[START]
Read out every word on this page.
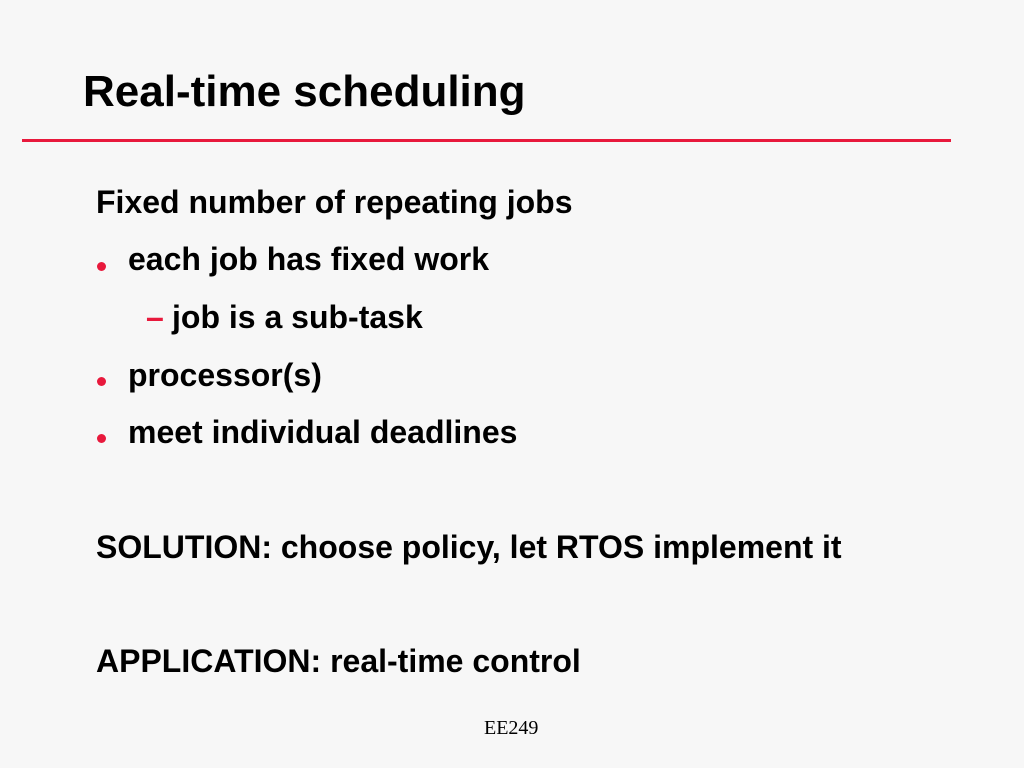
Real-time scheduling
Fixed number of repeating jobs
each job has fixed work
– job is a sub-task
processor(s)
meet individual deadlines
SOLUTION: choose policy, let RTOS implement it
APPLICATION: real-time control
EE249
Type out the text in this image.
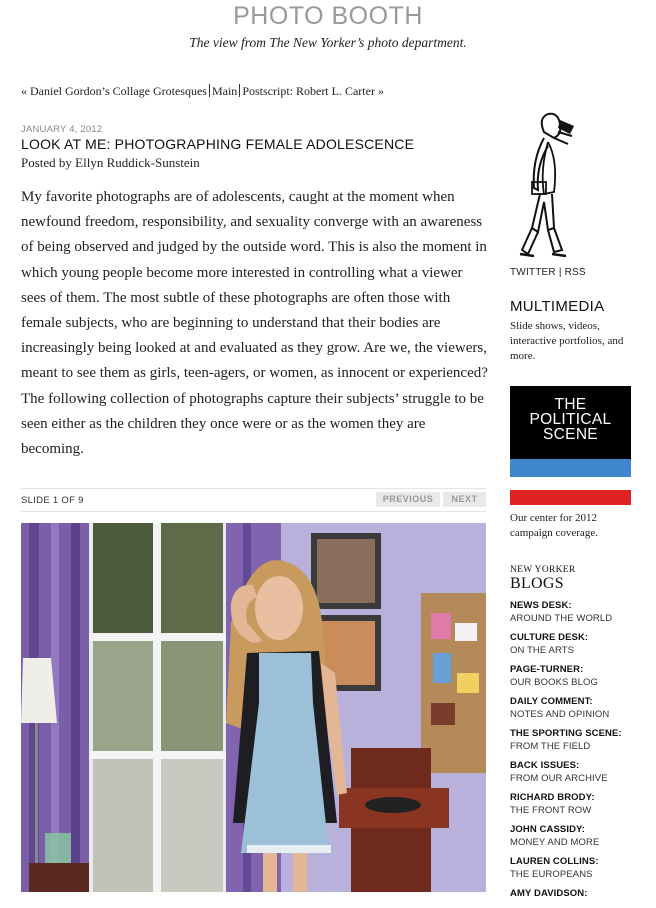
PHOTO BOOTH
The view from The New Yorker’s photo department.
« Daniel Gordon’s Collage Grotesques Main Postscript: Robert L. Carter »
JANUARY 4, 2012
LOOK AT ME: PHOTOGRAPHING FEMALE ADOLESCENCE
Posted by Ellyn Ruddick-Sunstein
My favorite photographs are of adolescents, caught at the moment when newfound freedom, responsibility, and sexuality converge with an awareness of being observed and judged by the outside word. This is also the moment in which young people become more interested in controlling what a viewer sees of them. The most subtle of these photographs are often those with female subjects, who are beginning to understand that their bodies are increasingly being looked at and evaluated as they grow. Are we, the viewers, meant to see them as girls, teen-agers, or women, as innocent or experienced? The following collection of photographs capture their subjects’ struggle to be seen either as the children they once were or as the women they are becoming.
SLIDE 1 OF 9	PREVIOUS	NEXT
TWITTER | RSS
MULTIMEDIA
Slide shows, videos, interactive portfolios, and more.
THE
POLITICAL
SCENE
Our center for 2012 campaign coverage.
NEW YORKER
BLOGS
NEWS DESK:
AROUND THE WORLD
CULTURE DESK:
ON THE ARTS
PAGE-TURNER:
OUR BOOKS BLOG
DAILY COMMENT:
NOTES AND OPINION
THE SPORTING SCENE:
FROM THE FIELD
BACK ISSUES:
FROM OUR ARCHIVE
RICHARD BRODY:
THE FRONT ROW
JOHN CASSIDY:
MONEY AND MORE
LAUREN COLLINS:
THE EUROPEANS
AMY DAVIDSON:
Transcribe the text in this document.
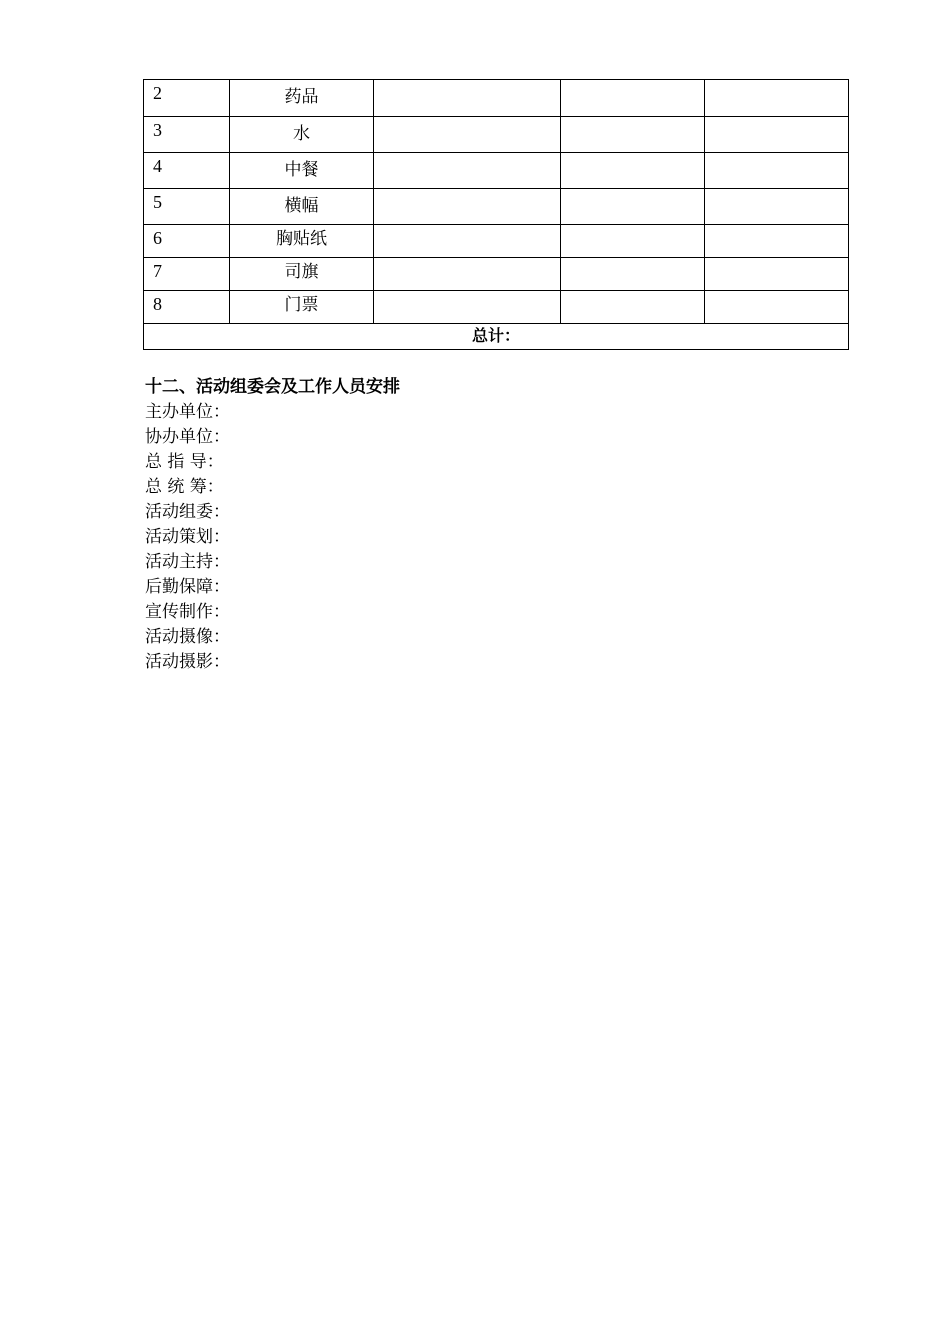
2	药品			
3	水			
4	中餐			
5	横幅			
6	胸贴纸			
7	司旗			
8	门票			
总计：				

十二、活动组委会及工作人员安排

主办单位：
协办单位：
总 指 导：
总 统 筹：
活动组委：
活动策划：
活动主持：
后勤保障：
宣传制作：
活动摄像：
活动摄影：
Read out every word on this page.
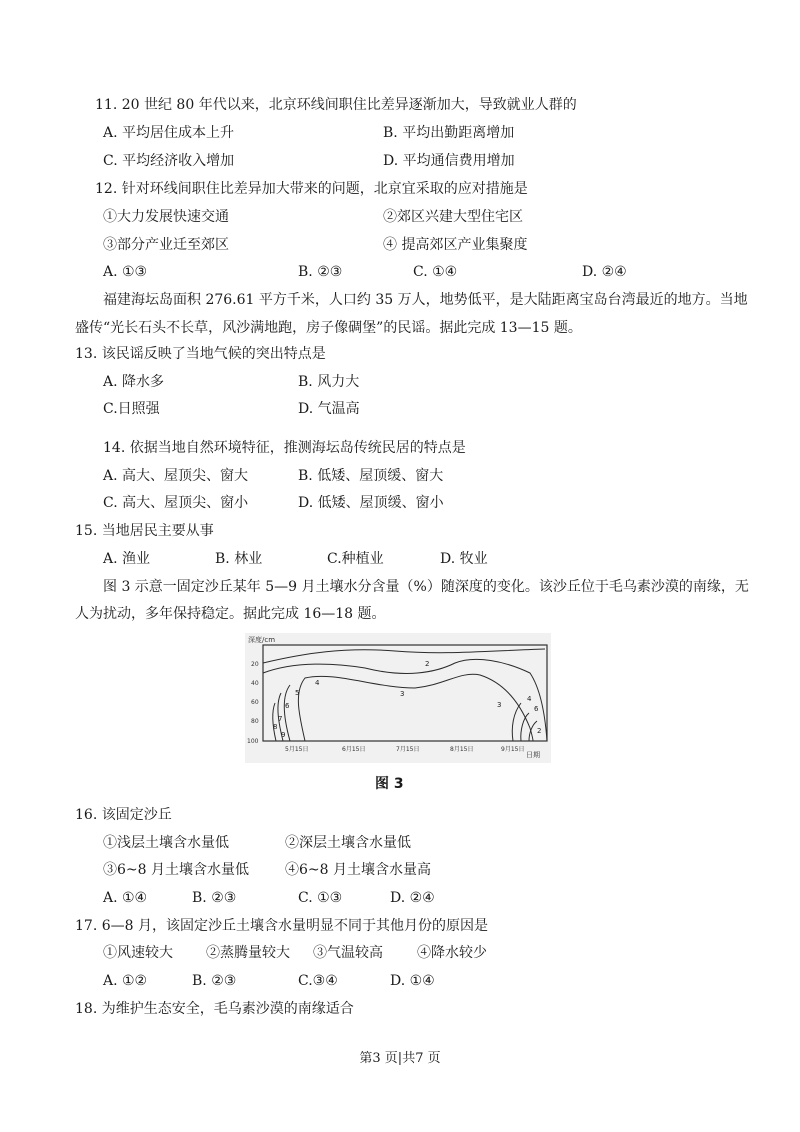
11. 20 世纪 80 年代以来，北京环线间职住比差异逐渐加大，导致就业人群的
A. 平均居住成本上升	B. 平均出勤距离增加
C. 平均经济收入增加	D. 平均通信费用增加
12. 针对环线间职住比差异加大带来的问题，北京宜采取的应对措施是
①大力发展快速交通	②郊区兴建大型住宅区
③部分产业迁至郊区	④ 提高郊区产业集聚度
A. ①③	B. ②③	C. ①④	D. ②④
福建海坛岛面积 276.61 平方千米，人口约 35 万人，地势低平，是大陆距离宝岛台湾最近的地方。当地
盛传“光长石头不长草，风沙满地跑，房子像碉堡”的民谣。据此完成 13—15 题。
13. 该民谣反映了当地气候的突出特点是
A. 降水多	B. 风力大
C.日照强	D. 气温高
14. 依据当地自然环境特征，推测海坛岛传统民居的特点是
A. 高大、屋顶尖、窗大	B. 低矮、屋顶缓、窗大
C. 高大、屋顶尖、窗小	D. 低矮、屋顶缓、窗小
15. 当地居民主要从事
A. 渔业	B. 林业	C.种植业	D. 牧业
图 3 示意一固定沙丘某年 5—9 月土壤水分含量（%）随深度的变化。该沙丘位于毛乌素沙漠的南缘，无
人为扰动，多年保持稳定。据此完成 16—18 题。
深度/cm
日期
20
40
60
80
100
5月15日	6月15日	7月15日	8月15日	9月15日
2
3
4
5
6
7
8
9
6
4
2
3
图 3
16. 该固定沙丘
①浅层土壤含水量低	②深层土壤含水量低
③6~8 月土壤含水量低	④6~8 月土壤含水量高
A. ①④	B. ②③	C. ①③	D. ②④
17. 6—8 月，该固定沙丘土壤含水量明显不同于其他月份的原因是
①风速较大 ②蒸腾量较大 ③气温较高 ④降水较少
A. ①②	B. ②③	C.③④	D. ①④
18. 为维护生态安全，毛乌素沙漠的南缘适合
第3 页|共7 页
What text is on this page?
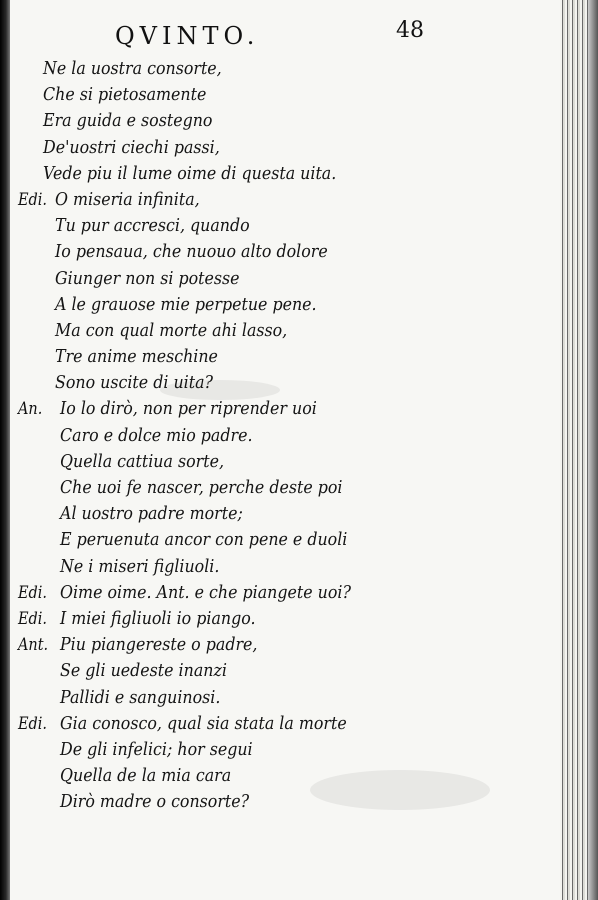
QVINTO.	48
Ne la uostra consorte,
Che si pietosamente
Era guida e sostegno
De'uostri ciechi passi,
Vede piu il lume oime di questa uita.
Edi. O miseria infinita,
Tu pur accresci, quando
Io pensaua, che nuouo alto dolore
Giunger non si potesse
A le grauose mie perpetue pene.
Ma con qual morte ahi lasso,
Tre anime meschine
Sono uscite di uita?
An. Io lo dirò, non per riprender uoi
Caro e dolce mio padre.
Quella cattiua sorte,
Che uoi fe nascer, perche deste poi
Al uostro padre morte;
E peruenuta ancor con pene e duoli
Ne i miseri figliuoli.
Edi. Oime oime. Ant. e che piangete uoi?
Edi. I miei figliuoli io piango.
Ant. Piu piangereste o padre,
Se gli uedeste inanzi
Pallidi e sanguinosi.
Edi. Gia conosco, qual sia stata la morte
De gli infelici; hor segui
Quella de la mia cara
Dirò madre o consorte?
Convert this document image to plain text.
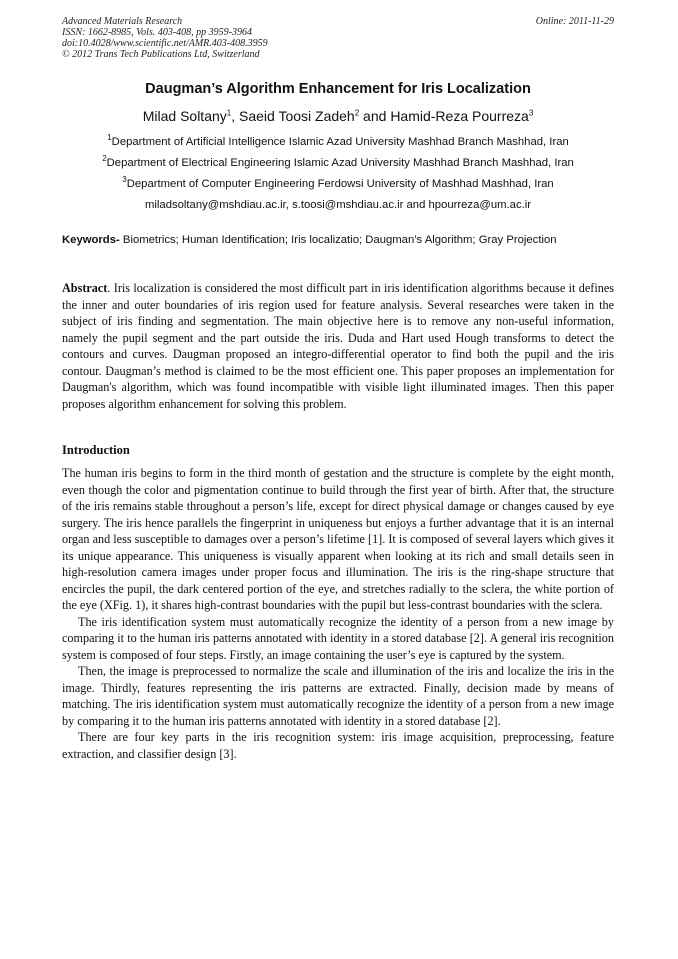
Advanced Materials Research
ISSN: 1662-8985, Vols. 403-408, pp 3959-3964
doi:10.4028/www.scientific.net/AMR.403-408.3959
© 2012 Trans Tech Publications Ltd, Switzerland
Online: 2011-11-29
Daugman’s Algorithm Enhancement for Iris Localization
Milad Soltany$^1$, Saeid Toosi Zadeh$^2$ and Hamid-Reza Pourreza$^3$
$^1$Department of Artificial Intelligence Islamic Azad University Mashhad Branch Mashhad, Iran
$^2$Department of Electrical Engineering Islamic Azad University Mashhad Branch Mashhad, Iran
$^3$Department of Computer Engineering Ferdowsi University of Mashhad Mashhad, Iran
miladsoltany@mshdiau.ac.ir, s.toosi@mshdiau.ac.ir and hpourreza@um.ac.ir
Keywords- Biometrics; Human Identification; Iris localizatio; Daugman’s Algorithm; Gray Projection
Abstract. Iris localization is considered the most difficult part in iris identification algorithms because it defines the inner and outer boundaries of iris region used for feature analysis. Several researches were taken in the subject of iris finding and segmentation. The main objective here is to remove any non-useful information, namely the pupil segment and the part outside the iris. Duda and Hart used Hough transforms to detect the contours and curves. Daugman proposed an integro-differential operator to find both the pupil and the iris contour. Daugman’s method is claimed to be the most efficient one. This paper proposes an implementation for Daugman's algorithm, which was found incompatible with visible light illuminated images. Then this paper proposes algorithm enhancement for solving this problem.
Introduction

The human iris begins to form in the third month of gestation and the structure is complete by the eight month, even though the color and pigmentation continue to build through the first year of birth. After that, the structure of the iris remains stable throughout a person’s life, except for direct physical damage or changes caused by eye surgery. The iris hence parallels the fingerprint in uniqueness but enjoys a further advantage that it is an internal organ and less susceptible to damages over a person’s lifetime [1]. It is composed of several layers which gives it its unique appearance. This uniqueness is visually apparent when looking at its rich and small details seen in high-resolution camera images under proper focus and illumination. The iris is the ring-shape structure that encircles the pupil, the dark centered portion of the eye, and stretches radially to the sclera, the white portion of the eye (XFig. 1), it shares high-contrast boundaries with the pupil but less-contrast boundaries with the sclera.

The iris identification system must automatically recognize the identity of a person from a new image by comparing it to the human iris patterns annotated with identity in a stored database [2]. A general iris recognition system is composed of four steps. Firstly, an image containing the user’s eye is captured by the system.

Then, the image is preprocessed to normalize the scale and illumination of the iris and localize the iris in the image. Thirdly, features representing the iris patterns are extracted. Finally, decision made by means of matching. The iris identification system must automatically recognize the identity of a person from a new image by comparing it to the human iris patterns annotated with identity in a stored database [2].

There are four key parts in the iris recognition system: iris image acquisition, preprocessing, feature extraction, and classifier design [3].
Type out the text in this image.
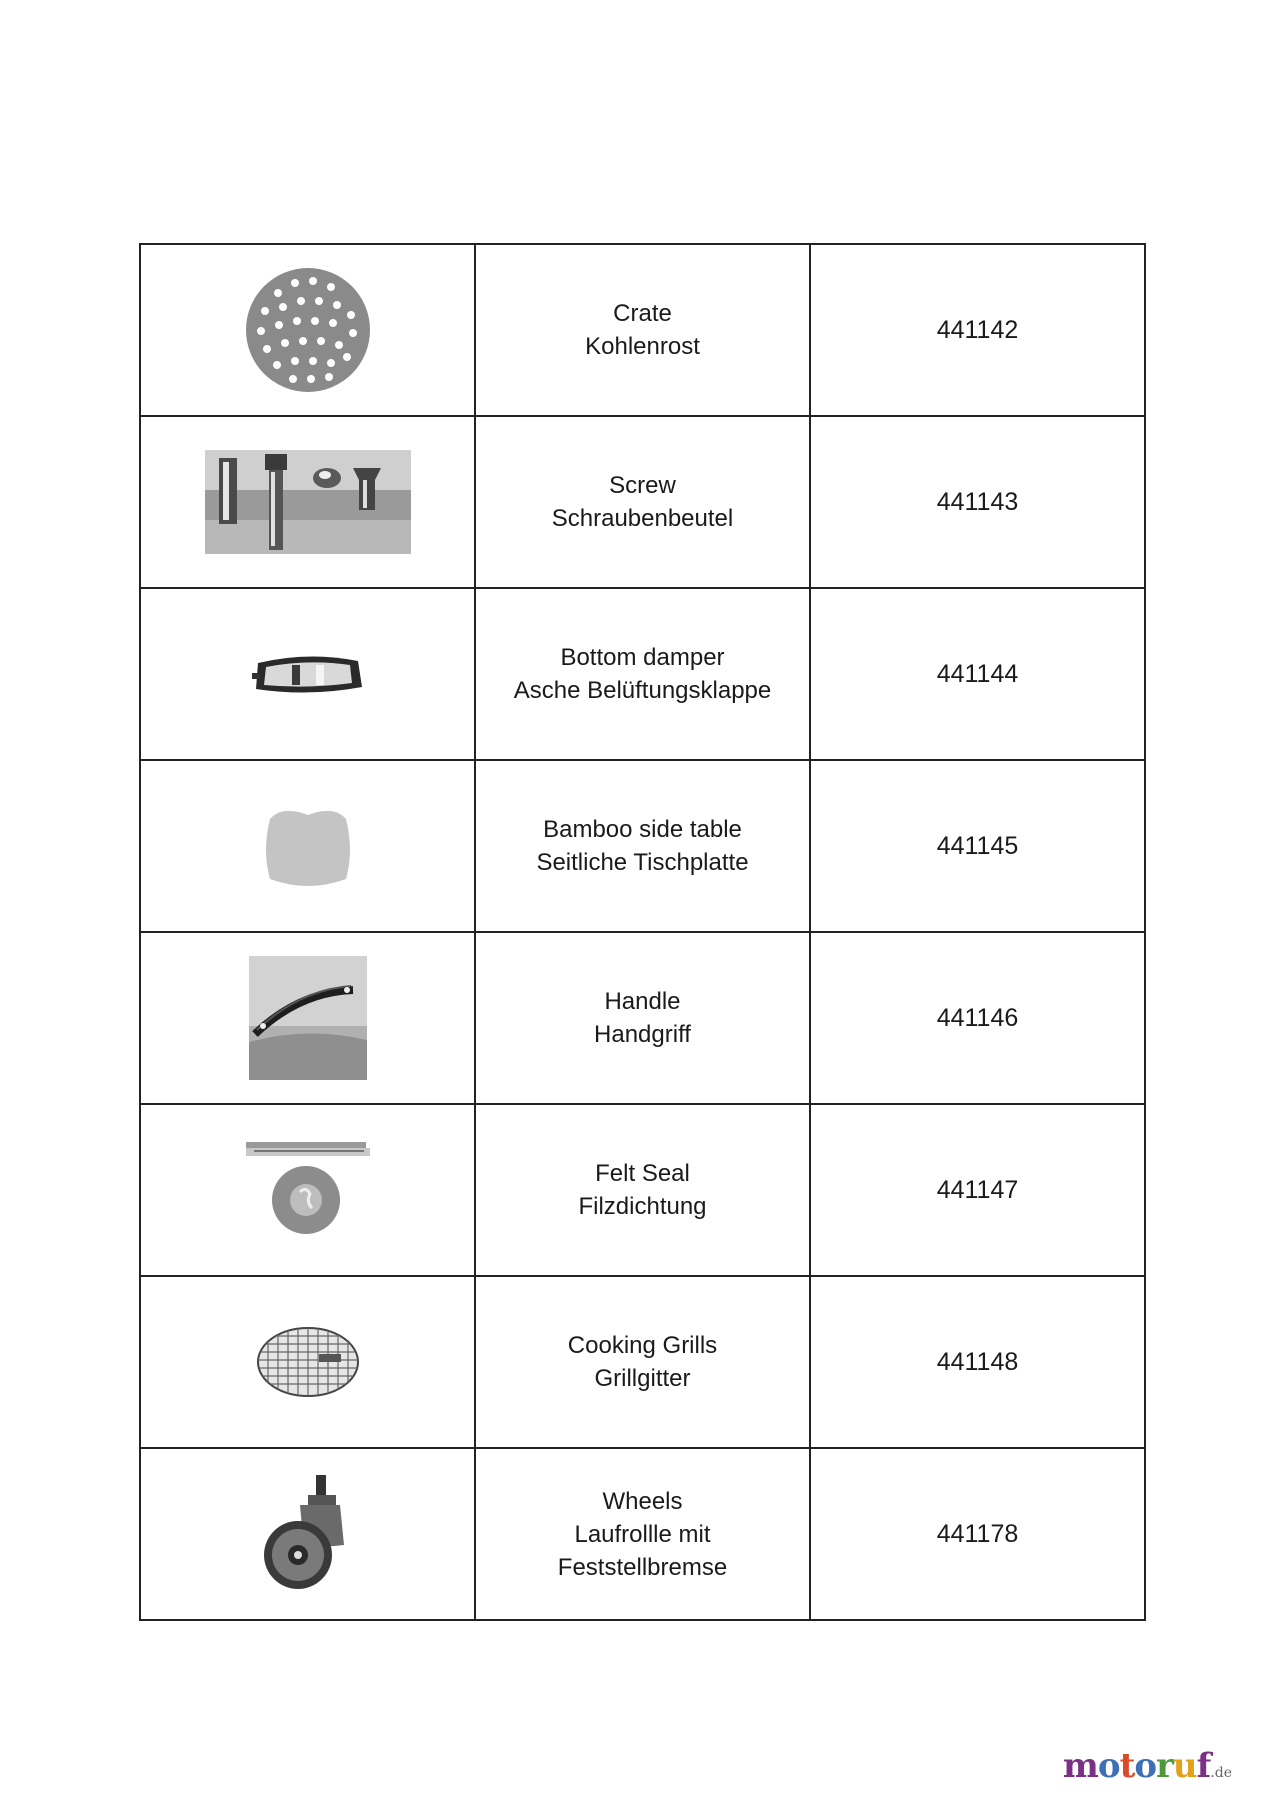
Crate
Kohlenrost	441142

Screw
Schraubenbeutel	441143

Bottom damper
Asche Belüftungsklappe	441144

Bamboo side table
Seitliche Tischplatte	441145

Handle
Handgriff	441146

Felt Seal
Filzdichtung	441147

Cooking Grills
Grillgitter	441148

Wheels
Laufrollle mit
Feststellbremse	441178
motoruf.de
[END]
* WRITTEN EXERCISE: Check each line of the data above for the word "Quella", then state how many lines have it. Give the number alone.

* REPLY: 2